▶ _Set task_
Write out all of the entries that follow, word for word, but skip the pictures.
— begin —
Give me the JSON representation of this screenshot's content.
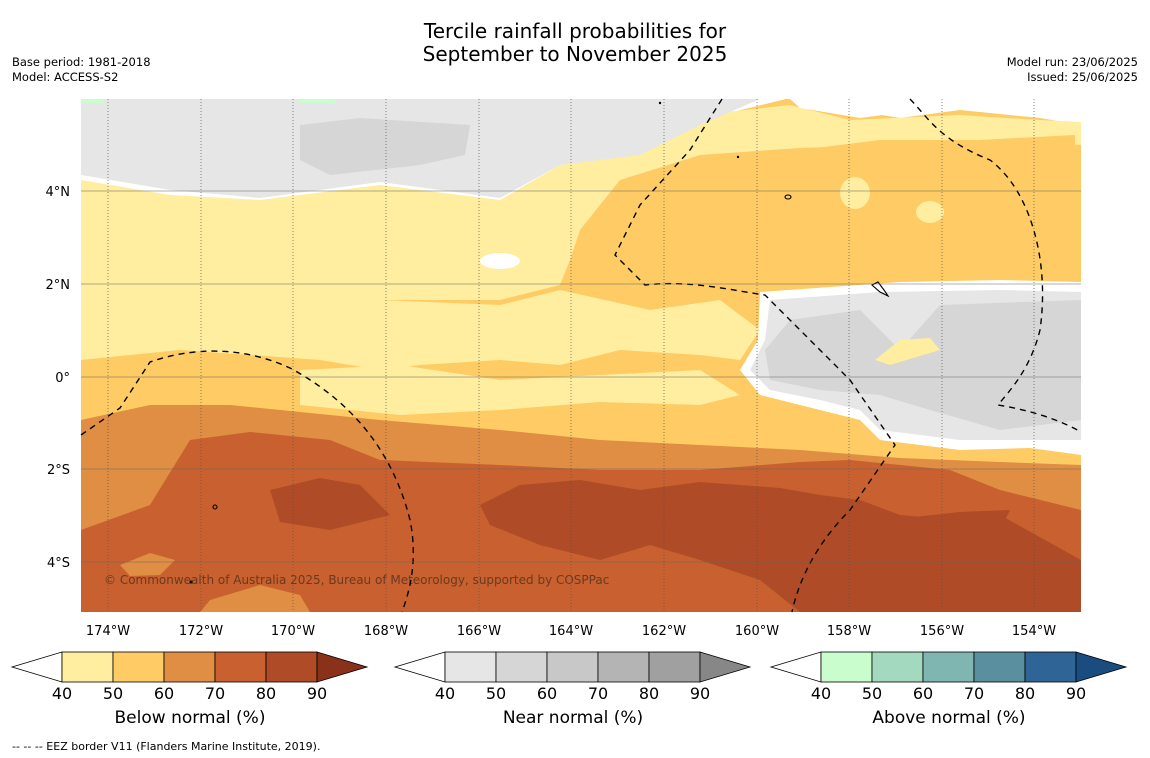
{
  "title": {
    "line1": "Tercile rainfall probabilities for",
    "line2": "September to November 2025"
  },
  "meta_left": {
    "base_period": "Base period: 1981-2018",
    "model": "Model: ACCESS-S2"
  },
  "meta_right": {
    "model_run": "Model run: 23/06/2025",
    "issued": "Issued: 25/06/2025"
  },
  "map": {
    "copyright": "© Commonwealth of Australia 2025, Bureau of Meteorology, supported by COSPPac",
    "lat_labels": [
      "4°N",
      "2°N",
      "0°",
      "2°S",
      "4°S"
    ],
    "lon_labels": [
      "174°W",
      "172°W",
      "170°W",
      "168°W",
      "166°W",
      "164°W",
      "162°W",
      "160°W",
      "158°W",
      "156°W",
      "154°W"
    ]
  },
  "colorbars": [
    {
      "label": "Below normal (%)",
      "ticks": [
        "40",
        "50",
        "60",
        "70",
        "80",
        "90"
      ],
      "colors": [
        "#ffffff",
        "#ffeda0",
        "#fecb64",
        "#df8e43",
        "#c8602f",
        "#af4b26",
        "#8a3219"
      ]
    },
    {
      "label": "Near normal (%)",
      "ticks": [
        "40",
        "50",
        "60",
        "70",
        "80",
        "90"
      ],
      "colors": [
        "#ffffff",
        "#e6e6e6",
        "#d6d6d6",
        "#c8c8c8",
        "#b4b4b4",
        "#a0a0a0",
        "#878787"
      ]
    },
    {
      "label": "Above normal (%)",
      "ticks": [
        "40",
        "50",
        "60",
        "70",
        "80",
        "90"
      ],
      "colors": [
        "#ffffff",
        "#c9fdcd",
        "#a3d9bf",
        "#80b6b2",
        "#5a8f9f",
        "#2e6596",
        "#1a4c80"
      ]
    }
  ],
  "footnote": "--  --  -- EEZ border V11 (Flanders Marine Institute, 2019)."
}
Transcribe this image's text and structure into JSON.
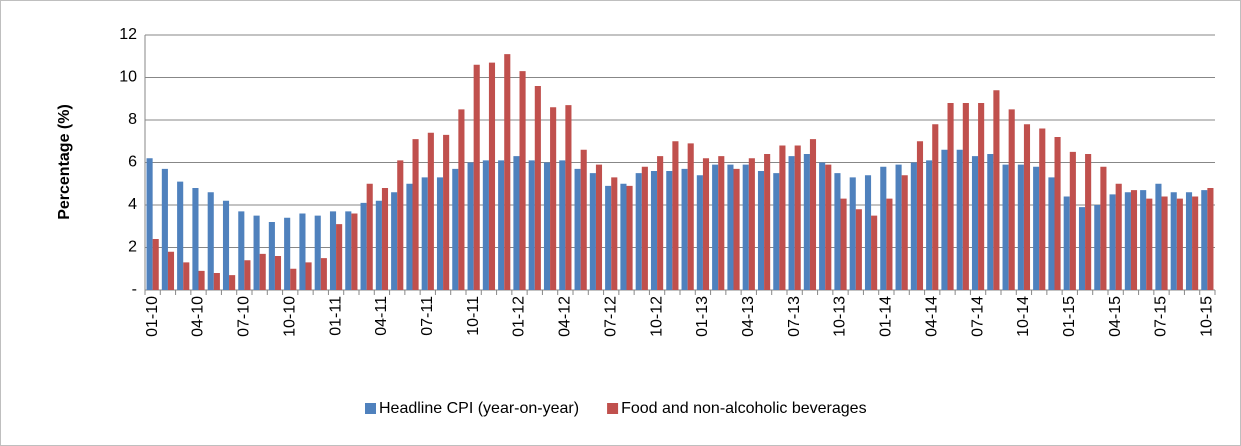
{
  "chart_data": {
    "type": "bar",
    "y_label": "Percentage (%)",
    "categories": [
      "01-10",
      null,
      null,
      "04-10",
      null,
      null,
      "07-10",
      null,
      null,
      "10-10",
      null,
      null,
      "01-11",
      null,
      null,
      "04-11",
      null,
      null,
      "07-11",
      null,
      null,
      "10-11",
      null,
      null,
      "01-12",
      null,
      null,
      "04-12",
      null,
      null,
      "07-12",
      null,
      null,
      "10-12",
      null,
      null,
      "01-13",
      null,
      null,
      "04-13",
      null,
      null,
      "07-13",
      null,
      null,
      "10-13",
      null,
      null,
      "01-14",
      null,
      null,
      "04-14",
      null,
      null,
      "07-14",
      null,
      null,
      "10-14",
      null,
      null,
      "01-15",
      null,
      null,
      "04-15",
      null,
      null,
      "07-15",
      null,
      null,
      "10-15"
    ],
    "series": [
      {
        "name": "Headline CPI (year-on-year)",
        "color": "#4f81bd",
        "values": [
          6.2,
          5.7,
          5.1,
          4.8,
          4.6,
          4.2,
          3.7,
          3.5,
          3.2,
          3.4,
          3.6,
          3.5,
          3.7,
          3.7,
          4.1,
          4.2,
          4.6,
          5.0,
          5.3,
          5.3,
          5.7,
          6.0,
          6.1,
          6.1,
          6.3,
          6.1,
          6.0,
          6.1,
          5.7,
          5.5,
          4.9,
          5.0,
          5.5,
          5.6,
          5.6,
          5.7,
          5.4,
          5.9,
          5.9,
          5.9,
          5.6,
          5.5,
          6.3,
          6.4,
          6.0,
          5.5,
          5.3,
          5.4,
          5.8,
          5.9,
          6.0,
          6.1,
          6.6,
          6.6,
          6.3,
          6.4,
          5.9,
          5.9,
          5.8,
          5.3,
          4.4,
          3.9,
          4.0,
          4.5,
          4.6,
          4.7,
          5.0,
          4.6,
          4.6,
          4.7
        ]
      },
      {
        "name": "Food and non-alcoholic beverages",
        "color": "#c0504d",
        "values": [
          2.4,
          1.8,
          1.3,
          0.9,
          0.8,
          0.7,
          1.4,
          1.7,
          1.6,
          1.0,
          1.3,
          1.5,
          3.1,
          3.6,
          5.0,
          4.8,
          6.1,
          7.1,
          7.4,
          7.3,
          8.5,
          10.6,
          10.7,
          11.1,
          10.3,
          9.6,
          8.6,
          8.7,
          6.6,
          5.9,
          5.3,
          4.9,
          5.8,
          6.3,
          7.0,
          6.9,
          6.2,
          6.3,
          5.7,
          6.2,
          6.4,
          6.8,
          6.8,
          7.1,
          5.9,
          4.3,
          3.8,
          3.5,
          4.3,
          5.4,
          7.0,
          7.8,
          8.8,
          8.8,
          8.8,
          9.4,
          8.5,
          7.8,
          7.6,
          7.2,
          6.5,
          6.4,
          5.8,
          5.0,
          4.7,
          4.3,
          4.4,
          4.3,
          4.4,
          4.8
        ]
      }
    ],
    "ylim": [
      0,
      12
    ],
    "yticks": [
      {
        "value": 0,
        "label": "-"
      },
      2,
      4,
      6,
      8,
      10,
      12
    ],
    "grid": true
  }
}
— end —
▶ _Solution_
Give me the JSON representation of this screenshot's content.
{
  "title": {
    "line1": "Tercile rainfall probabilities for",
    "line2": "September to November 2025"
  },
  "meta_left": {
    "base_period": "Base period: 1981-2018",
    "model": "Model: ACCESS-S2"
  },
  "meta_right": {
    "model_run": "Model run: 23/06/2025",
    "issued": "Issued: 25/06/2025"
  },
  "map": {
    "copyright": "© Commonwealth of Australia 2025, Bureau of Meteorology, supported by COSPPac",
    "lat_labels": [
      "4°N",
      "2°N",
      "0°",
      "2°S",
      "4°S"
    ],
    "lon_labels": [
      "174°W",
      "172°W",
      "170°W",
      "168°W",
      "166°W",
      "164°W",
      "162°W",
      "160°W",
      "158°W",
      "156°W",
      "154°W"
    ]
  },
  "colorbars": [
    {
      "label": "Below normal (%)",
      "ticks": [
        "40",
        "50",
        "60",
        "70",
        "80",
        "90"
      ],
      "colors": [
        "#ffffff",
        "#ffeda0",
        "#fecb64",
        "#df8e43",
        "#c8602f",
        "#af4b26",
        "#8a3219"
      ]
    },
    {
      "label": "Near normal (%)",
      "ticks": [
        "40",
        "50",
        "60",
        "70",
        "80",
        "90"
      ],
      "colors": [
        "#ffffff",
        "#e6e6e6",
        "#d6d6d6",
        "#c8c8c8",
        "#b4b4b4",
        "#a0a0a0",
        "#878787"
      ]
    },
    {
      "label": "Above normal (%)",
      "ticks": [
        "40",
        "50",
        "60",
        "70",
        "80",
        "90"
      ],
      "colors": [
        "#ffffff",
        "#c9fdcd",
        "#a3d9bf",
        "#80b6b2",
        "#5a8f9f",
        "#2e6596",
        "#1a4c80"
      ]
    }
  ],
  "footnote": "--  --  -- EEZ border V11 (Flanders Marine Institute, 2019)."
}
Transcribe this image's text and structure into JSON.
{
  "chart_data": {
    "type": "bar",
    "y_label": "Percentage (%)",
    "categories": [
      "01-10",
      null,
      null,
      "04-10",
      null,
      null,
      "07-10",
      null,
      null,
      "10-10",
      null,
      null,
      "01-11",
      null,
      null,
      "04-11",
      null,
      null,
      "07-11",
      null,
      null,
      "10-11",
      null,
      null,
      "01-12",
      null,
      null,
      "04-12",
      null,
      null,
      "07-12",
      null,
      null,
      "10-12",
      null,
      null,
      "01-13",
      null,
      null,
      "04-13",
      null,
      null,
      "07-13",
      null,
      null,
      "10-13",
      null,
      null,
      "01-14",
      null,
      null,
      "04-14",
      null,
      null,
      "07-14",
      null,
      null,
      "10-14",
      null,
      null,
      "01-15",
      null,
      null,
      "04-15",
      null,
      null,
      "07-15",
      null,
      null,
      "10-15"
    ],
    "series": [
      {
        "name": "Headline CPI (year-on-year)",
        "color": "#4f81bd",
        "values": [
          6.2,
          5.7,
          5.1,
          4.8,
          4.6,
          4.2,
          3.7,
          3.5,
          3.2,
          3.4,
          3.6,
          3.5,
          3.7,
          3.7,
          4.1,
          4.2,
          4.6,
          5.0,
          5.3,
          5.3,
          5.7,
          6.0,
          6.1,
          6.1,
          6.3,
          6.1,
          6.0,
          6.1,
          5.7,
          5.5,
          4.9,
          5.0,
          5.5,
          5.6,
          5.6,
          5.7,
          5.4,
          5.9,
          5.9,
          5.9,
          5.6,
          5.5,
          6.3,
          6.4,
          6.0,
          5.5,
          5.3,
          5.4,
          5.8,
          5.9,
          6.0,
          6.1,
          6.6,
          6.6,
          6.3,
          6.4,
          5.9,
          5.9,
          5.8,
          5.3,
          4.4,
          3.9,
          4.0,
          4.5,
          4.6,
          4.7,
          5.0,
          4.6,
          4.6,
          4.7
        ]
      },
      {
        "name": "Food and non-alcoholic beverages",
        "color": "#c0504d",
        "values": [
          2.4,
          1.8,
          1.3,
          0.9,
          0.8,
          0.7,
          1.4,
          1.7,
          1.6,
          1.0,
          1.3,
          1.5,
          3.1,
          3.6,
          5.0,
          4.8,
          6.1,
          7.1,
          7.4,
          7.3,
          8.5,
          10.6,
          10.7,
          11.1,
          10.3,
          9.6,
          8.6,
          8.7,
          6.6,
          5.9,
          5.3,
          4.9,
          5.8,
          6.3,
          7.0,
          6.9,
          6.2,
          6.3,
          5.7,
          6.2,
          6.4,
          6.8,
          6.8,
          7.1,
          5.9,
          4.3,
          3.8,
          3.5,
          4.3,
          5.4,
          7.0,
          7.8,
          8.8,
          8.8,
          8.8,
          9.4,
          8.5,
          7.8,
          7.6,
          7.2,
          6.5,
          6.4,
          5.8,
          5.0,
          4.7,
          4.3,
          4.4,
          4.3,
          4.4,
          4.8
        ]
      }
    ],
    "ylim": [
      0,
      12
    ],
    "yticks": [
      {
        "value": 0,
        "label": "-"
      },
      2,
      4,
      6,
      8,
      10,
      12
    ],
    "grid": true
  }
}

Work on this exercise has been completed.